> WHAT THIS TASK INVOLVES
Repeat each record exactly. Any picture gets left out.
[Start ROWS]
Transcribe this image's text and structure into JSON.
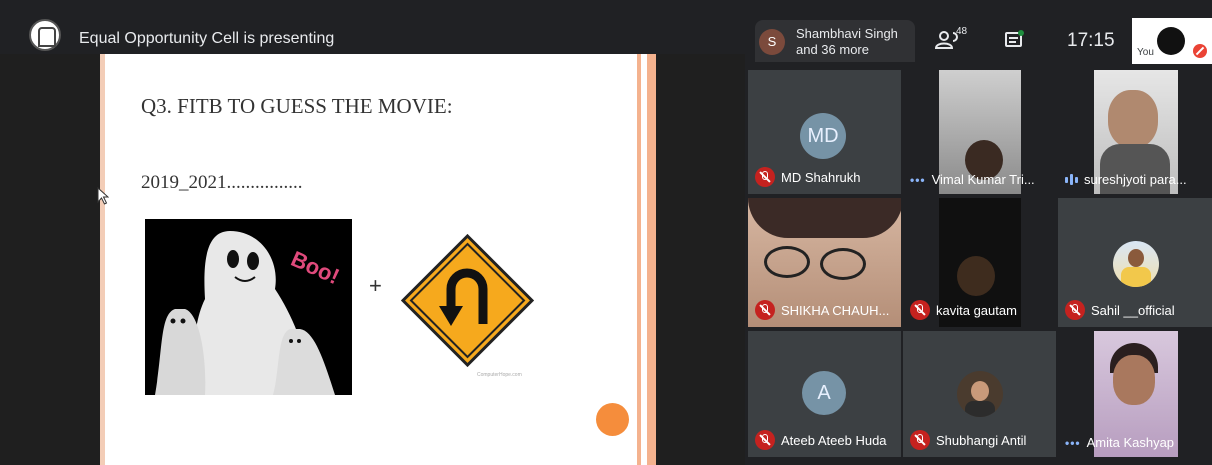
{
  "header": {
    "presenting_title": "Equal Opportunity Cell is presenting",
    "others_avatar_letter": "S",
    "others_line1": "Shambhavi Singh",
    "others_line2": "and 36 more",
    "people_count": "48",
    "clock": "17:15",
    "you_label": "You",
    "icons": [
      "people-icon",
      "chat-icon",
      "mic-off-icon"
    ]
  },
  "slide": {
    "question": "Q3. FITB TO GUESS THE MOVIE:",
    "hint": "2019_2021................",
    "boo_text": "Boo!",
    "plus": "+",
    "credit": "ComputerHope.com",
    "colors": {
      "border": "#f4b28e",
      "dot": "#f58d3c"
    }
  },
  "participants": [
    {
      "name": "MD Shahrukh",
      "status": "muted",
      "avatar": "MD"
    },
    {
      "name": "Vimal Kumar Tri...",
      "status": "more"
    },
    {
      "name": "sureshjyoti para...",
      "status": "speaking"
    },
    {
      "name": "SHIKHA CHAUH...",
      "status": "muted"
    },
    {
      "name": "kavita gautam",
      "status": "muted"
    },
    {
      "name": "Sahil __official",
      "status": "muted"
    },
    {
      "name": "Ateeb Ateeb Huda",
      "status": "muted",
      "avatar": "A"
    },
    {
      "name": "Shubhangi Antil",
      "status": "muted"
    },
    {
      "name": "Amita Kashyap",
      "status": "more"
    }
  ]
}
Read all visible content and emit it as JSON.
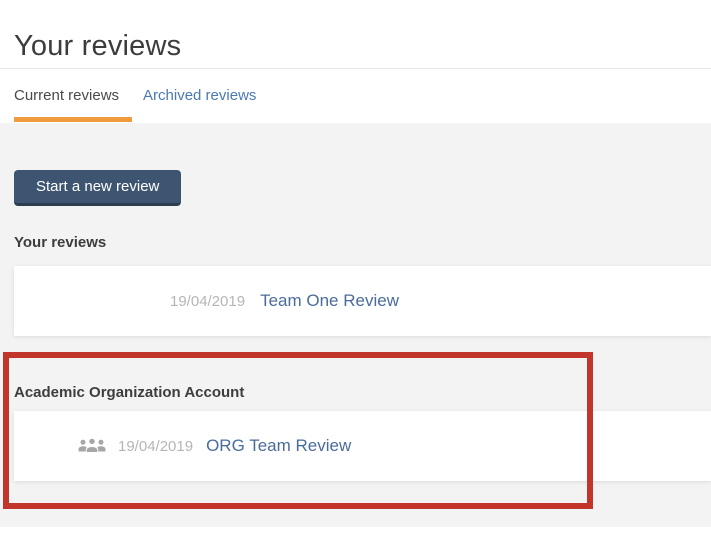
{
  "page": {
    "title": "Your reviews"
  },
  "tabs": [
    {
      "label": "Current reviews",
      "active": true
    },
    {
      "label": "Archived reviews",
      "active": false
    }
  ],
  "toolbar": {
    "new_review_label": "Start a new review"
  },
  "sections": [
    {
      "heading": "Your reviews",
      "rows": [
        {
          "icon": null,
          "date": "19/04/2019",
          "title": "Team One Review"
        }
      ]
    },
    {
      "heading": "Academic Organization Account",
      "highlighted": true,
      "rows": [
        {
          "icon": "group-icon",
          "date": "19/04/2019",
          "title": "ORG Team Review"
        }
      ]
    }
  ],
  "colors": {
    "accent_orange": "#F09A3E",
    "tab_inactive_link": "#4A79B5",
    "review_link_blue": "#4A6C9B",
    "button_bg": "#3E5571",
    "button_edge": "#2B3E52",
    "content_bg": "#F3F3F3",
    "date_grey": "#B5B5B5",
    "annotation_red": "#C2352B"
  }
}
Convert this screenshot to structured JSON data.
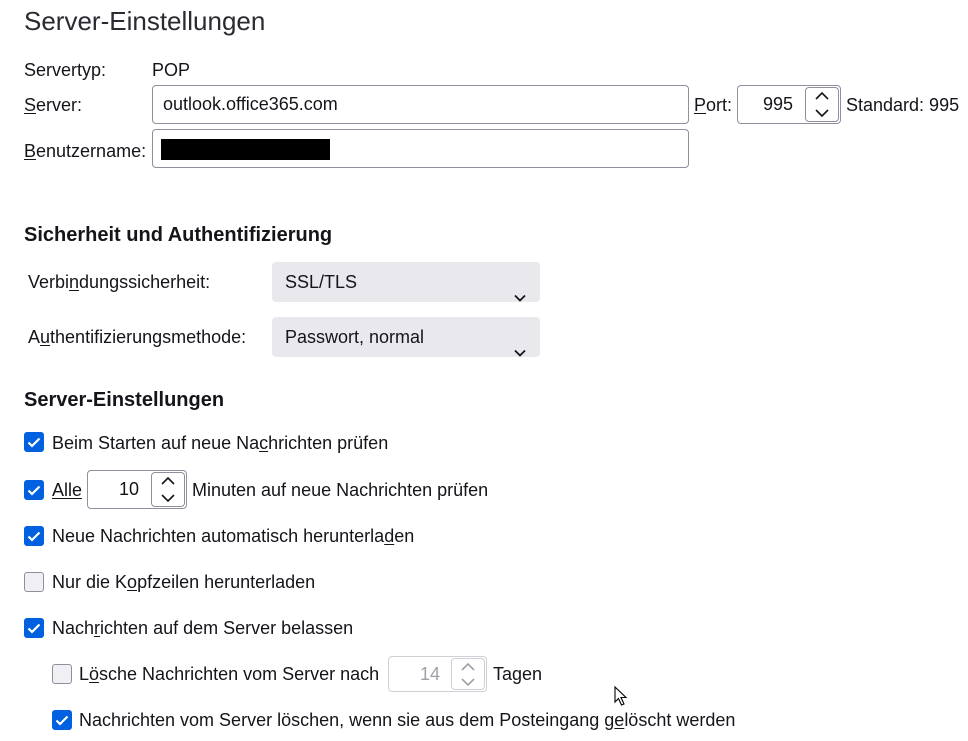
{
  "page": {
    "title": "Server-Einstellungen"
  },
  "server": {
    "type_label": "Servertyp:",
    "type_value": "POP",
    "server_label_pre": "",
    "server_label_ul": "S",
    "server_label_post": "erver:",
    "server_value": "outlook.office365.com",
    "port_label_ul": "P",
    "port_label_post": "ort:",
    "port_value": "995",
    "standard_text": "Standard: 995",
    "user_label_ul": "B",
    "user_label_post": "enutzername:"
  },
  "security": {
    "heading": "Sicherheit und Authentifizierung",
    "conn_label_pre": "Verbi",
    "conn_label_ul": "n",
    "conn_label_post": "dungssicherheit:",
    "conn_value": "SSL/TLS",
    "auth_label_pre": "A",
    "auth_label_ul": "u",
    "auth_label_post": "thentifizierungsmethode:",
    "auth_value": "Passwort, normal"
  },
  "settings": {
    "heading": "Server-Einstellungen",
    "check_start": {
      "pre": "Beim Starten auf neue Na",
      "ul": "c",
      "post": "hrichten prüfen",
      "checked": true
    },
    "check_every": {
      "ul": "Alle",
      "value": "10",
      "post": "Minuten auf neue Nachrichten prüfen",
      "checked": true
    },
    "auto_download": {
      "pre": "Neue Nachrichten automatisch herunterla",
      "ul": "d",
      "post": "en",
      "checked": true
    },
    "headers_only": {
      "pre": "Nur die K",
      "ul": "o",
      "post": "pfzeilen herunterladen",
      "checked": false
    },
    "leave_on_server": {
      "pre": "Nach",
      "ul": "r",
      "post": "ichten auf dem Server belassen",
      "checked": true
    },
    "delete_after": {
      "pre": "L",
      "ul": "ö",
      "post": "sche Nachrichten vom Server nach",
      "value": "14",
      "suffix": "Tagen",
      "checked": false
    },
    "delete_when_deleted": {
      "pre": "Nachrichten vom Server löschen, wenn sie aus dem Posteingang g",
      "ul": "e",
      "post": "löscht werden",
      "checked": true
    }
  },
  "colors": {
    "accent": "#0061e0",
    "select_bg": "#e9e9ed",
    "border": "#8f8f9d"
  },
  "icons": {
    "check": "check-icon",
    "chevron": "chevron-down-icon",
    "spin_up": "chevron-up-icon",
    "spin_down": "chevron-down-icon",
    "cursor": "mouse-pointer-icon"
  }
}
[End ROWS]
> RESPONSE BELOW
Transcribe this image's text and structure into JSON.
{
  "header": {
    "presenting_title": "Equal Opportunity Cell is presenting",
    "others_avatar_letter": "S",
    "others_line1": "Shambhavi Singh",
    "others_line2": "and 36 more",
    "people_count": "48",
    "clock": "17:15",
    "you_label": "You",
    "icons": [
      "people-icon",
      "chat-icon",
      "mic-off-icon"
    ]
  },
  "slide": {
    "question": "Q3. FITB TO GUESS THE MOVIE:",
    "hint": "2019_2021................",
    "boo_text": "Boo!",
    "plus": "+",
    "credit": "ComputerHope.com",
    "colors": {
      "border": "#f4b28e",
      "dot": "#f58d3c"
    }
  },
  "participants": [
    {
      "name": "MD Shahrukh",
      "status": "muted",
      "avatar": "MD"
    },
    {
      "name": "Vimal Kumar Tri...",
      "status": "more"
    },
    {
      "name": "sureshjyoti para...",
      "status": "speaking"
    },
    {
      "name": "SHIKHA CHAUH...",
      "status": "muted"
    },
    {
      "name": "kavita gautam",
      "status": "muted"
    },
    {
      "name": "Sahil __official",
      "status": "muted"
    },
    {
      "name": "Ateeb Ateeb Huda",
      "status": "muted",
      "avatar": "A"
    },
    {
      "name": "Shubhangi Antil",
      "status": "muted"
    },
    {
      "name": "Amita Kashyap",
      "status": "more"
    }
  ]
}
Read all visible content and emit it as JSON.
{
  "page": {
    "title": "Your reviews"
  },
  "tabs": [
    {
      "label": "Current reviews",
      "active": true
    },
    {
      "label": "Archived reviews",
      "active": false
    }
  ],
  "toolbar": {
    "new_review_label": "Start a new review"
  },
  "sections": [
    {
      "heading": "Your reviews",
      "rows": [
        {
          "icon": null,
          "date": "19/04/2019",
          "title": "Team One Review"
        }
      ]
    },
    {
      "heading": "Academic Organization Account",
      "highlighted": true,
      "rows": [
        {
          "icon": "group-icon",
          "date": "19/04/2019",
          "title": "ORG Team Review"
        }
      ]
    }
  ],
  "colors": {
    "accent_orange": "#F09A3E",
    "tab_inactive_link": "#4A79B5",
    "review_link_blue": "#4A6C9B",
    "button_bg": "#3E5571",
    "button_edge": "#2B3E52",
    "content_bg": "#F3F3F3",
    "date_grey": "#B5B5B5",
    "annotation_red": "#C2352B"
  }
}
Convert this screenshot to structured JSON data.
{
  "page": {
    "title": "Server-Einstellungen"
  },
  "server": {
    "type_label": "Servertyp:",
    "type_value": "POP",
    "server_label_pre": "",
    "server_label_ul": "S",
    "server_label_post": "erver:",
    "server_value": "outlook.office365.com",
    "port_label_ul": "P",
    "port_label_post": "ort:",
    "port_value": "995",
    "standard_text": "Standard: 995",
    "user_label_ul": "B",
    "user_label_post": "enutzername:"
  },
  "security": {
    "heading": "Sicherheit und Authentifizierung",
    "conn_label_pre": "Verbi",
    "conn_label_ul": "n",
    "conn_label_post": "dungssicherheit:",
    "conn_value": "SSL/TLS",
    "auth_label_pre": "A",
    "auth_label_ul": "u",
    "auth_label_post": "thentifizierungsmethode:",
    "auth_value": "Passwort, normal"
  },
  "settings": {
    "heading": "Server-Einstellungen",
    "check_start": {
      "pre": "Beim Starten auf neue Na",
      "ul": "c",
      "post": "hrichten prüfen",
      "checked": true
    },
    "check_every": {
      "ul": "Alle",
      "value": "10",
      "post": "Minuten auf neue Nachrichten prüfen",
      "checked": true
    },
    "auto_download": {
      "pre": "Neue Nachrichten automatisch herunterla",
      "ul": "d",
      "post": "en",
      "checked": true
    },
    "headers_only": {
      "pre": "Nur die K",
      "ul": "o",
      "post": "pfzeilen herunterladen",
      "checked": false
    },
    "leave_on_server": {
      "pre": "Nach",
      "ul": "r",
      "post": "ichten auf dem Server belassen",
      "checked": true
    },
    "delete_after": {
      "pre": "L",
      "ul": "ö",
      "post": "sche Nachrichten vom Server nach",
      "value": "14",
      "suffix": "Tagen",
      "checked": false
    },
    "delete_when_deleted": {
      "pre": "Nachrichten vom Server löschen, wenn sie aus dem Posteingang g",
      "ul": "e",
      "post": "löscht werden",
      "checked": true
    }
  },
  "colors": {
    "accent": "#0061e0",
    "select_bg": "#e9e9ed",
    "border": "#8f8f9d"
  },
  "icons": {
    "check": "check-icon",
    "chevron": "chevron-down-icon",
    "spin_up": "chevron-up-icon",
    "spin_down": "chevron-down-icon",
    "cursor": "mouse-pointer-icon"
  }
}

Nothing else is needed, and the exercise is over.